• [Records to use]:
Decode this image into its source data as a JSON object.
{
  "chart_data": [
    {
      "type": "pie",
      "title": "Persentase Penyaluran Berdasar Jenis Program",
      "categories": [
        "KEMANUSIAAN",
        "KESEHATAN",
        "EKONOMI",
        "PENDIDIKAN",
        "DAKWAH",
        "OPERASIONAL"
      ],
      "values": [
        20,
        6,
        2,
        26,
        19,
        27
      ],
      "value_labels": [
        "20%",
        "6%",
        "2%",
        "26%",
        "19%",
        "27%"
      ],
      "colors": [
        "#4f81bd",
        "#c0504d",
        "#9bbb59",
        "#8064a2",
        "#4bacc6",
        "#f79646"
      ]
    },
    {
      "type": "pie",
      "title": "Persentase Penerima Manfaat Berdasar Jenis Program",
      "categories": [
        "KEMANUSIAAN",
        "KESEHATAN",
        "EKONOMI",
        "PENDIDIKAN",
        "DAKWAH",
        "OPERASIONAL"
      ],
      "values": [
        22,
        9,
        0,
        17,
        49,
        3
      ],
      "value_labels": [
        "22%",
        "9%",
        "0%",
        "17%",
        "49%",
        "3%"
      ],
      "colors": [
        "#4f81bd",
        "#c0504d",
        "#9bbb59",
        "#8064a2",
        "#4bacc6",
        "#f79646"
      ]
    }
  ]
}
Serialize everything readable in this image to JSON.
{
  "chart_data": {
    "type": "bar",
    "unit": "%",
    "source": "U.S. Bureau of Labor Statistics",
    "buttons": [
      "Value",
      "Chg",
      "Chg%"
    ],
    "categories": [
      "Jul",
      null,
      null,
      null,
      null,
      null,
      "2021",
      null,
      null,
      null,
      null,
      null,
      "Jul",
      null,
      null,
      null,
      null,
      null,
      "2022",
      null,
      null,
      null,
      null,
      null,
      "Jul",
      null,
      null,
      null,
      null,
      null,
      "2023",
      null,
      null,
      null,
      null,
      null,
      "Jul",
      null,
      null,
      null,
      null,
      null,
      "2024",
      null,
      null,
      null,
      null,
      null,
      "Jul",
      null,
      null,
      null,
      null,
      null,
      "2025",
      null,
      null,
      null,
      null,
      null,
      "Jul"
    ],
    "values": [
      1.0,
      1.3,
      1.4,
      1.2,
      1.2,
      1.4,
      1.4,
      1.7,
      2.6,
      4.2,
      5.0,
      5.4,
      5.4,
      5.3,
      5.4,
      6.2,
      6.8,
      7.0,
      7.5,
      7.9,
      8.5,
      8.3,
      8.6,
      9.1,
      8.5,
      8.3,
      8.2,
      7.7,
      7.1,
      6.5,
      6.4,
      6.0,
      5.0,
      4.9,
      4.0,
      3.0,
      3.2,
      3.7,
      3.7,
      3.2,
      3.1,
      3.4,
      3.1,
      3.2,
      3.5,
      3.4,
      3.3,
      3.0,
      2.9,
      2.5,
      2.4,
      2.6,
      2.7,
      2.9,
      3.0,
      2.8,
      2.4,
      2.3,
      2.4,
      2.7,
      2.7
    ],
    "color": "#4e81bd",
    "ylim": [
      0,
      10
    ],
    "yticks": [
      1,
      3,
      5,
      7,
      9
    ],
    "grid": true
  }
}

• [Aim]: Extract the data exactly as given.

• [Response below]:
Decode this image into its source data as a JSON object.
{
  "chart_data": [
    {
      "type": "pie",
      "title": "Persentase Penyaluran Berdasar Jenis Program",
      "categories": [
        "KEMANUSIAAN",
        "KESEHATAN",
        "EKONOMI",
        "PENDIDIKAN",
        "DAKWAH",
        "OPERASIONAL"
      ],
      "values": [
        20,
        6,
        2,
        26,
        19,
        27
      ],
      "value_labels": [
        "20%",
        "6%",
        "2%",
        "26%",
        "19%",
        "27%"
      ],
      "colors": [
        "#4f81bd",
        "#c0504d",
        "#9bbb59",
        "#8064a2",
        "#4bacc6",
        "#f79646"
      ]
    },
    {
      "type": "pie",
      "title": "Persentase Penerima Manfaat Berdasar Jenis Program",
      "categories": [
        "KEMANUSIAAN",
        "KESEHATAN",
        "EKONOMI",
        "PENDIDIKAN",
        "DAKWAH",
        "OPERASIONAL"
      ],
      "values": [
        22,
        9,
        0,
        17,
        49,
        3
      ],
      "value_labels": [
        "22%",
        "9%",
        "0%",
        "17%",
        "49%",
        "3%"
      ],
      "colors": [
        "#4f81bd",
        "#c0504d",
        "#9bbb59",
        "#8064a2",
        "#4bacc6",
        "#f79646"
      ]
    }
  ]
}
Serialize everything readable in this image to JSON.
{
  "chart_data": {
    "type": "bar",
    "unit": "%",
    "source": "U.S. Bureau of Labor Statistics",
    "buttons": [
      "Value",
      "Chg",
      "Chg%"
    ],
    "categories": [
      "Jul",
      null,
      null,
      null,
      null,
      null,
      "2021",
      null,
      null,
      null,
      null,
      null,
      "Jul",
      null,
      null,
      null,
      null,
      null,
      "2022",
      null,
      null,
      null,
      null,
      null,
      "Jul",
      null,
      null,
      null,
      null,
      null,
      "2023",
      null,
      null,
      null,
      null,
      null,
      "Jul",
      null,
      null,
      null,
      null,
      null,
      "2024",
      null,
      null,
      null,
      null,
      null,
      "Jul",
      null,
      null,
      null,
      null,
      null,
      "2025",
      null,
      null,
      null,
      null,
      null,
      "Jul"
    ],
    "values": [
      1.0,
      1.3,
      1.4,
      1.2,
      1.2,
      1.4,
      1.4,
      1.7,
      2.6,
      4.2,
      5.0,
      5.4,
      5.4,
      5.3,
      5.4,
      6.2,
      6.8,
      7.0,
      7.5,
      7.9,
      8.5,
      8.3,
      8.6,
      9.1,
      8.5,
      8.3,
      8.2,
      7.7,
      7.1,
      6.5,
      6.4,
      6.0,
      5.0,
      4.9,
      4.0,
      3.0,
      3.2,
      3.7,
      3.7,
      3.2,
      3.1,
      3.4,
      3.1,
      3.2,
      3.5,
      3.4,
      3.3,
      3.0,
      2.9,
      2.5,
      2.4,
      2.6,
      2.7,
      2.9,
      3.0,
      2.8,
      2.4,
      2.3,
      2.4,
      2.7,
      2.7
    ],
    "color": "#4e81bd",
    "ylim": [
      0,
      10
    ],
    "yticks": [
      1,
      3,
      5,
      7,
      9
    ],
    "grid": true
  }
}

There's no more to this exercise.